─── INPUT ───

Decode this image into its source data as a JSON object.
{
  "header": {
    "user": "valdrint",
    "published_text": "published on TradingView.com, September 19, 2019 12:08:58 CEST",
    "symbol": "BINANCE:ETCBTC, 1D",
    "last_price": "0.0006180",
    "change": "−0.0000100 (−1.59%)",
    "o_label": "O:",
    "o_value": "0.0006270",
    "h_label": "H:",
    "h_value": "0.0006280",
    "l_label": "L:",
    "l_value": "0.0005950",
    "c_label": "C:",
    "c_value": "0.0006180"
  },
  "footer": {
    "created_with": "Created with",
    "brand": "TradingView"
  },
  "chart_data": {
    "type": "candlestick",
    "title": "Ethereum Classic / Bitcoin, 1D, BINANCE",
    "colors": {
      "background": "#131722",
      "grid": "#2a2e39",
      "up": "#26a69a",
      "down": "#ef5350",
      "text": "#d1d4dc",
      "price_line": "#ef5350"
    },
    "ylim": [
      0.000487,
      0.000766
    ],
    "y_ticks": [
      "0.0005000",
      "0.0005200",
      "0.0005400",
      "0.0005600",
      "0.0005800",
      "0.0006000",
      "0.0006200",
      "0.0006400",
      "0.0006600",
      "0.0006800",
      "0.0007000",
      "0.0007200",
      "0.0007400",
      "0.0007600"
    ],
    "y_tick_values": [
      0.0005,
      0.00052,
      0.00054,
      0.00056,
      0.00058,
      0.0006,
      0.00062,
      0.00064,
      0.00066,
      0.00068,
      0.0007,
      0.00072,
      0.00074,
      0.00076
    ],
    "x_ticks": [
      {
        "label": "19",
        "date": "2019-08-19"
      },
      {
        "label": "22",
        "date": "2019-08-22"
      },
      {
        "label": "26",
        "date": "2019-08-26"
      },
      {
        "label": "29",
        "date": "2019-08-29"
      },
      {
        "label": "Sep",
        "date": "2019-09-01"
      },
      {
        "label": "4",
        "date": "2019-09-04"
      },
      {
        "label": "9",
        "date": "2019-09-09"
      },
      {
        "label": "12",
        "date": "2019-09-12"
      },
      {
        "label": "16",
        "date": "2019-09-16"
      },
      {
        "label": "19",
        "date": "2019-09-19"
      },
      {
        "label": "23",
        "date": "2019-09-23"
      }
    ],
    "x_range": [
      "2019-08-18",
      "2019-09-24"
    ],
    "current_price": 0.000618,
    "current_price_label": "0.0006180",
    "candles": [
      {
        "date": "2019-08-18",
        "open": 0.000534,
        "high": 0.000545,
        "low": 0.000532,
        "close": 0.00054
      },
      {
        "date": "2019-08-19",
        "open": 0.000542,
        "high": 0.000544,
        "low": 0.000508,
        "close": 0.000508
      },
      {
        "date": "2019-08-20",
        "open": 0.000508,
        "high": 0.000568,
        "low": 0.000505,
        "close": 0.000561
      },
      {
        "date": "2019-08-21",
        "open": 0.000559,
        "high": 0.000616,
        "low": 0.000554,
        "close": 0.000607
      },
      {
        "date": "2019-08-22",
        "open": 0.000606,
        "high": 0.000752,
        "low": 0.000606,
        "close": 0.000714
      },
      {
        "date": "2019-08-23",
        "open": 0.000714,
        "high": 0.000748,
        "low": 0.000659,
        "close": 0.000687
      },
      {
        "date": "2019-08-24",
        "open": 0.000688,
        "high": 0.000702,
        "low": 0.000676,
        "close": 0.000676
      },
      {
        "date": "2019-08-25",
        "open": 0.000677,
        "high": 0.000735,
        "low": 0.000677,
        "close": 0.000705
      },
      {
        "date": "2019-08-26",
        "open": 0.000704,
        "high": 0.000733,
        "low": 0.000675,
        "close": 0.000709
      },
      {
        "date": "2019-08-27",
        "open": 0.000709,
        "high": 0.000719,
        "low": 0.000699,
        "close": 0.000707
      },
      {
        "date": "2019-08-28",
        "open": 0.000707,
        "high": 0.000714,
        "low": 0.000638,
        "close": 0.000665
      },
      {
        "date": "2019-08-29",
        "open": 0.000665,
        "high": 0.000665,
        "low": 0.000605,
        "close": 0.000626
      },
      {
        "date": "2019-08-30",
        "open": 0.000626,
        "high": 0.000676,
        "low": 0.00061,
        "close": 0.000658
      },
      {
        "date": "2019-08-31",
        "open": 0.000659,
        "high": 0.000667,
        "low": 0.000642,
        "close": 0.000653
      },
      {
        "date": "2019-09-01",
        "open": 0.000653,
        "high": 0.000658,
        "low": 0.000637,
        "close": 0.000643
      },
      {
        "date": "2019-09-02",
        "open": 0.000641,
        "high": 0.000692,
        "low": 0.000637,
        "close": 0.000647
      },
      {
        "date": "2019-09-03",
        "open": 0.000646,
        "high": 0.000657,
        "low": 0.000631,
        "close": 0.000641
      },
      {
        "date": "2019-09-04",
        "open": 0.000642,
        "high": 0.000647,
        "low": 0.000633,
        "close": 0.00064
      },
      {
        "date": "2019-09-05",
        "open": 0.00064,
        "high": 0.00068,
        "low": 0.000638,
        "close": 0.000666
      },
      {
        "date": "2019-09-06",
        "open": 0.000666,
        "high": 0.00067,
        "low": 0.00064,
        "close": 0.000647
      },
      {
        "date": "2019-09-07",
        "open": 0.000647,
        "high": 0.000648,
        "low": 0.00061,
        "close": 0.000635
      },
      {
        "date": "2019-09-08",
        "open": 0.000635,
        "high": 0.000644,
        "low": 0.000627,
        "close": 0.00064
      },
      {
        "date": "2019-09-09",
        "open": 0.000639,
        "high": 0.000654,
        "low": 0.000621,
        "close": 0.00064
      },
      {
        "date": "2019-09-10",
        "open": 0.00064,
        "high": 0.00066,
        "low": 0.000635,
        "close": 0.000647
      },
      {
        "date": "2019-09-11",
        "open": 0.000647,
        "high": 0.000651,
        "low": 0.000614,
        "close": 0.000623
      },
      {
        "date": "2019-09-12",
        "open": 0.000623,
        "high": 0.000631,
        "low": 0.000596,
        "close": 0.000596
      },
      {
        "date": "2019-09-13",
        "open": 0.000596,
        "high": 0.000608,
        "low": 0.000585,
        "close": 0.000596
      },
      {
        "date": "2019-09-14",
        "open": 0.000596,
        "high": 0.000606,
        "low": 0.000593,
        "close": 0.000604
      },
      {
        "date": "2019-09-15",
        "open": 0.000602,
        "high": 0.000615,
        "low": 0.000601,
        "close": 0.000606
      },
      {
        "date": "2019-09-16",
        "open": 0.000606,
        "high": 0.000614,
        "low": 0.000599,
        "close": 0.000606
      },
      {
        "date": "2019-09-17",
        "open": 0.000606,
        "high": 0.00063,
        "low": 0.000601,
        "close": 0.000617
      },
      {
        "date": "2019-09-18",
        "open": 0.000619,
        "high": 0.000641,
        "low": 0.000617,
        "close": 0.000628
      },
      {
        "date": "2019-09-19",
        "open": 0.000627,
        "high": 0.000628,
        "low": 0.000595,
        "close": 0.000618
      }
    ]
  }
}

───

Retype the material in full, character for character.

Decode this image into its source data as a JSON object.
{
  "header": {
    "user": "valdrint",
    "published_text": "published on TradingView.com, September 19, 2019 12:08:58 CEST",
    "symbol": "BINANCE:ETCBTC, 1D",
    "last_price": "0.0006180",
    "change": "−0.0000100 (−1.59%)",
    "o_label": "O:",
    "o_value": "0.0006270",
    "h_label": "H:",
    "h_value": "0.0006280",
    "l_label": "L:",
    "l_value": "0.0005950",
    "c_label": "C:",
    "c_value": "0.0006180"
  },
  "footer": {
    "created_with": "Created with",
    "brand": "TradingView"
  },
  "chart_data": {
    "type": "candlestick",
    "title": "Ethereum Classic / Bitcoin, 1D, BINANCE",
    "colors": {
      "background": "#131722",
      "grid": "#2a2e39",
      "up": "#26a69a",
      "down": "#ef5350",
      "text": "#d1d4dc",
      "price_line": "#ef5350"
    },
    "ylim": [
      0.000487,
      0.000766
    ],
    "y_ticks": [
      "0.0005000",
      "0.0005200",
      "0.0005400",
      "0.0005600",
      "0.0005800",
      "0.0006000",
      "0.0006200",
      "0.0006400",
      "0.0006600",
      "0.0006800",
      "0.0007000",
      "0.0007200",
      "0.0007400",
      "0.0007600"
    ],
    "y_tick_values": [
      0.0005,
      0.00052,
      0.00054,
      0.00056,
      0.00058,
      0.0006,
      0.00062,
      0.00064,
      0.00066,
      0.00068,
      0.0007,
      0.00072,
      0.00074,
      0.00076
    ],
    "x_ticks": [
      {
        "label": "19",
        "date": "2019-08-19"
      },
      {
        "label": "22",
        "date": "2019-08-22"
      },
      {
        "label": "26",
        "date": "2019-08-26"
      },
      {
        "label": "29",
        "date": "2019-08-29"
      },
      {
        "label": "Sep",
        "date": "2019-09-01"
      },
      {
        "label": "4",
        "date": "2019-09-04"
      },
      {
        "label": "9",
        "date": "2019-09-09"
      },
      {
        "label": "12",
        "date": "2019-09-12"
      },
      {
        "label": "16",
        "date": "2019-09-16"
      },
      {
        "label": "19",
        "date": "2019-09-19"
      },
      {
        "label": "23",
        "date": "2019-09-23"
      }
    ],
    "x_range": [
      "2019-08-18",
      "2019-09-24"
    ],
    "current_price": 0.000618,
    "current_price_label": "0.0006180",
    "candles": [
      {
        "date": "2019-08-18",
        "open": 0.000534,
        "high": 0.000545,
        "low": 0.000532,
        "close": 0.00054
      },
      {
        "date": "2019-08-19",
        "open": 0.000542,
        "high": 0.000544,
        "low": 0.000508,
        "close": 0.000508
      },
      {
        "date": "2019-08-20",
        "open": 0.000508,
        "high": 0.000568,
        "low": 0.000505,
        "close": 0.000561
      },
      {
        "date": "2019-08-21",
        "open": 0.000559,
        "high": 0.000616,
        "low": 0.000554,
        "close": 0.000607
      },
      {
        "date": "2019-08-22",
        "open": 0.000606,
        "high": 0.000752,
        "low": 0.000606,
        "close": 0.000714
      },
      {
        "date": "2019-08-23",
        "open": 0.000714,
        "high": 0.000748,
        "low": 0.000659,
        "close": 0.000687
      },
      {
        "date": "2019-08-24",
        "open": 0.000688,
        "high": 0.000702,
        "low": 0.000676,
        "close": 0.000676
      },
      {
        "date": "2019-08-25",
        "open": 0.000677,
        "high": 0.000735,
        "low": 0.000677,
        "close": 0.000705
      },
      {
        "date": "2019-08-26",
        "open": 0.000704,
        "high": 0.000733,
        "low": 0.000675,
        "close": 0.000709
      },
      {
        "date": "2019-08-27",
        "open": 0.000709,
        "high": 0.000719,
        "low": 0.000699,
        "close": 0.000707
      },
      {
        "date": "2019-08-28",
        "open": 0.000707,
        "high": 0.000714,
        "low": 0.000638,
        "close": 0.000665
      },
      {
        "date": "2019-08-29",
        "open": 0.000665,
        "high": 0.000665,
        "low": 0.000605,
        "close": 0.000626
      },
      {
        "date": "2019-08-30",
        "open": 0.000626,
        "high": 0.000676,
        "low": 0.00061,
        "close": 0.000658
      },
      {
        "date": "2019-08-31",
        "open": 0.000659,
        "high": 0.000667,
        "low": 0.000642,
        "close": 0.000653
      },
      {
        "date": "2019-09-01",
        "open": 0.000653,
        "high": 0.000658,
        "low": 0.000637,
        "close": 0.000643
      },
      {
        "date": "2019-09-02",
        "open": 0.000641,
        "high": 0.000692,
        "low": 0.000637,
        "close": 0.000647
      },
      {
        "date": "2019-09-03",
        "open": 0.000646,
        "high": 0.000657,
        "low": 0.000631,
        "close": 0.000641
      },
      {
        "date": "2019-09-04",
        "open": 0.000642,
        "high": 0.000647,
        "low": 0.000633,
        "close": 0.00064
      },
      {
        "date": "2019-09-05",
        "open": 0.00064,
        "high": 0.00068,
        "low": 0.000638,
        "close": 0.000666
      },
      {
        "date": "2019-09-06",
        "open": 0.000666,
        "high": 0.00067,
        "low": 0.00064,
        "close": 0.000647
      },
      {
        "date": "2019-09-07",
        "open": 0.000647,
        "high": 0.000648,
        "low": 0.00061,
        "close": 0.000635
      },
      {
        "date": "2019-09-08",
        "open": 0.000635,
        "high": 0.000644,
        "low": 0.000627,
        "close": 0.00064
      },
      {
        "date": "2019-09-09",
        "open": 0.000639,
        "high": 0.000654,
        "low": 0.000621,
        "close": 0.00064
      },
      {
        "date": "2019-09-10",
        "open": 0.00064,
        "high": 0.00066,
        "low": 0.000635,
        "close": 0.000647
      },
      {
        "date": "2019-09-11",
        "open": 0.000647,
        "high": 0.000651,
        "low": 0.000614,
        "close": 0.000623
      },
      {
        "date": "2019-09-12",
        "open": 0.000623,
        "high": 0.000631,
        "low": 0.000596,
        "close": 0.000596
      },
      {
        "date": "2019-09-13",
        "open": 0.000596,
        "high": 0.000608,
        "low": 0.000585,
        "close": 0.000596
      },
      {
        "date": "2019-09-14",
        "open": 0.000596,
        "high": 0.000606,
        "low": 0.000593,
        "close": 0.000604
      },
      {
        "date": "2019-09-15",
        "open": 0.000602,
        "high": 0.000615,
        "low": 0.000601,
        "close": 0.000606
      },
      {
        "date": "2019-09-16",
        "open": 0.000606,
        "high": 0.000614,
        "low": 0.000599,
        "close": 0.000606
      },
      {
        "date": "2019-09-17",
        "open": 0.000606,
        "high": 0.00063,
        "low": 0.000601,
        "close": 0.000617
      },
      {
        "date": "2019-09-18",
        "open": 0.000619,
        "high": 0.000641,
        "low": 0.000617,
        "close": 0.000628
      },
      {
        "date": "2019-09-19",
        "open": 0.000627,
        "high": 0.000628,
        "low": 0.000595,
        "close": 0.000618
      }
    ]
  }
}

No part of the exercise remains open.